§ **SHORT TASK**:
Repeat the material verbatim. Images are excluded from the copy.

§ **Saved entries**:
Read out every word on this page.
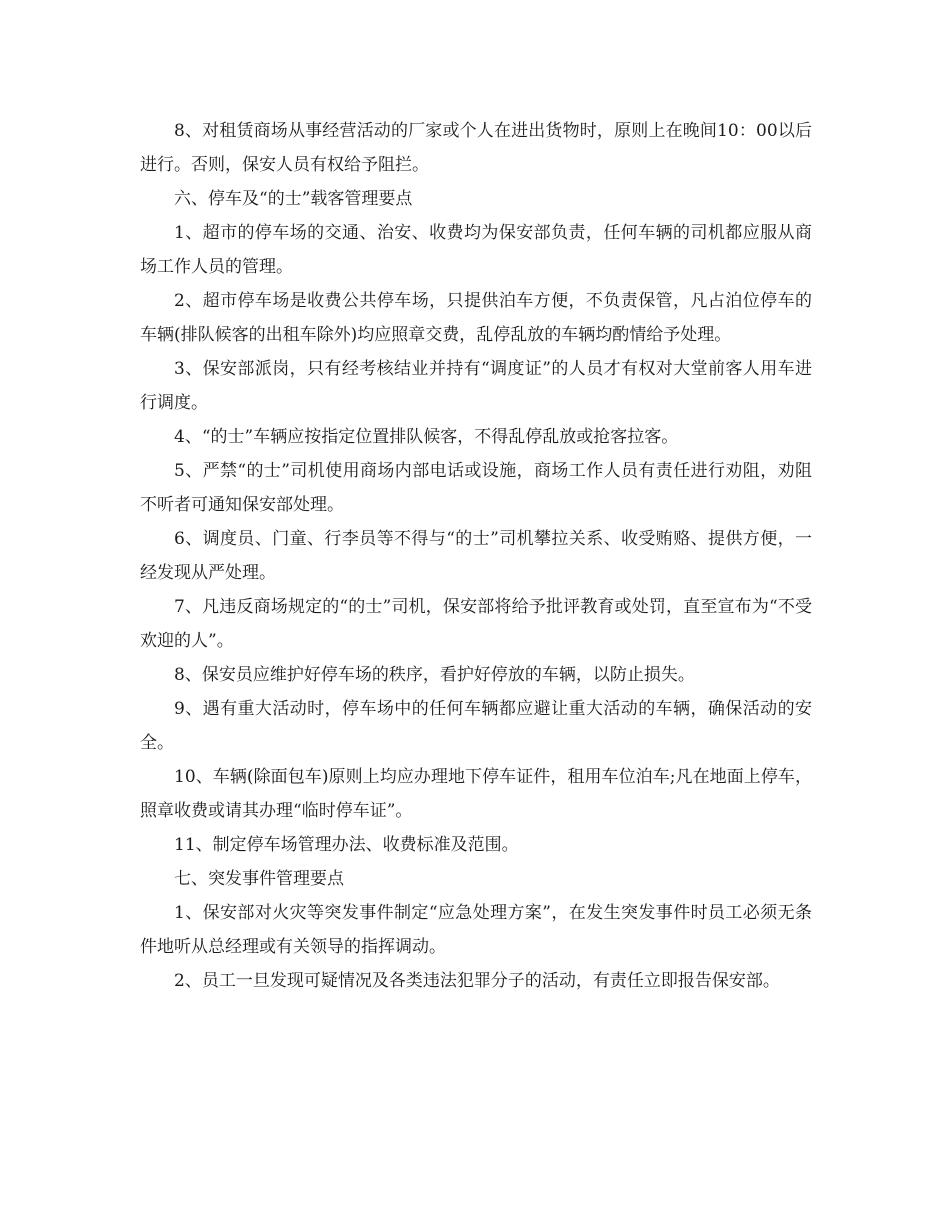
8、对租赁商场从事经营活动的厂家或个人在进出货物时，原则上在晚间10：00以后进行。否则，保安人员有权给予阻拦。

六、停车及“的士”载客管理要点

1、超市的停车场的交通、治安、收费均为保安部负责，任何车辆的司机都应服从商场工作人员的管理。

2、超市停车场是收费公共停车场，只提供泊车方便，不负责保管，凡占泊位停车的车辆(排队候客的出租车除外)均应照章交费，乱停乱放的车辆均酌情给予处理。

3、保安部派岗，只有经考核结业并持有“调度证”的人员才有权对大堂前客人用车进行调度。

4、“的士”车辆应按指定位置排队候客，不得乱停乱放或抢客拉客。

5、严禁“的士”司机使用商场内部电话或设施，商场工作人员有责任进行劝阻，劝阻不听者可通知保安部处理。

6、调度员、门童、行李员等不得与“的士”司机攀拉关系、收受贿赂、提供方便，一经发现从严处理。

7、凡违反商场规定的“的士”司机，保安部将给予批评教育或处罚，直至宣布为“不受欢迎的人”。

8、保安员应维护好停车场的秩序，看护好停放的车辆，以防止损失。

9、遇有重大活动时，停车场中的任何车辆都应避让重大活动的车辆，确保活动的安全。

10、车辆(除面包车)原则上均应办理地下停车证件，租用车位泊车;凡在地面上停车，照章收费或请其办理“临时停车证”。

11、制定停车场管理办法、收费标准及范围。

七、突发事件管理要点

1、保安部对火灾等突发事件制定“应急处理方案”，在发生突发事件时员工必须无条件地听从总经理或有关领导的指挥调动。

2、员工一旦发现可疑情况及各类违法犯罪分子的活动，有责任立即报告保安部。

§ **SOLUTION**:
Read out every word on this page.
8、对租赁商场从事经营活动的厂家或个人在进出货物时，原则上在晚间10：00以后进行。否则，保安人员有权给予阻拦。

六、停车及“的士”载客管理要点

1、超市的停车场的交通、治安、收费均为保安部负责，任何车辆的司机都应服从商场工作人员的管理。

2、超市停车场是收费公共停车场，只提供泊车方便，不负责保管，凡占泊位停车的车辆(排队候客的出租车除外)均应照章交费，乱停乱放的车辆均酌情给予处理。

3、保安部派岗，只有经考核结业并持有“调度证”的人员才有权对大堂前客人用车进行调度。

4、“的士”车辆应按指定位置排队候客，不得乱停乱放或抢客拉客。

5、严禁“的士”司机使用商场内部电话或设施，商场工作人员有责任进行劝阻，劝阻不听者可通知保安部处理。

6、调度员、门童、行李员等不得与“的士”司机攀拉关系、收受贿赂、提供方便，一经发现从严处理。

7、凡违反商场规定的“的士”司机，保安部将给予批评教育或处罚，直至宣布为“不受欢迎的人”。

8、保安员应维护好停车场的秩序，看护好停放的车辆，以防止损失。

9、遇有重大活动时，停车场中的任何车辆都应避让重大活动的车辆，确保活动的安全。

10、车辆(除面包车)原则上均应办理地下停车证件，租用车位泊车;凡在地面上停车，照章收费或请其办理“临时停车证”。

11、制定停车场管理办法、收费标准及范围。

七、突发事件管理要点

1、保安部对火灾等突发事件制定“应急处理方案”，在发生突发事件时员工必须无条件地听从总经理或有关领导的指挥调动。

2、员工一旦发现可疑情况及各类违法犯罪分子的活动，有责任立即报告保安部。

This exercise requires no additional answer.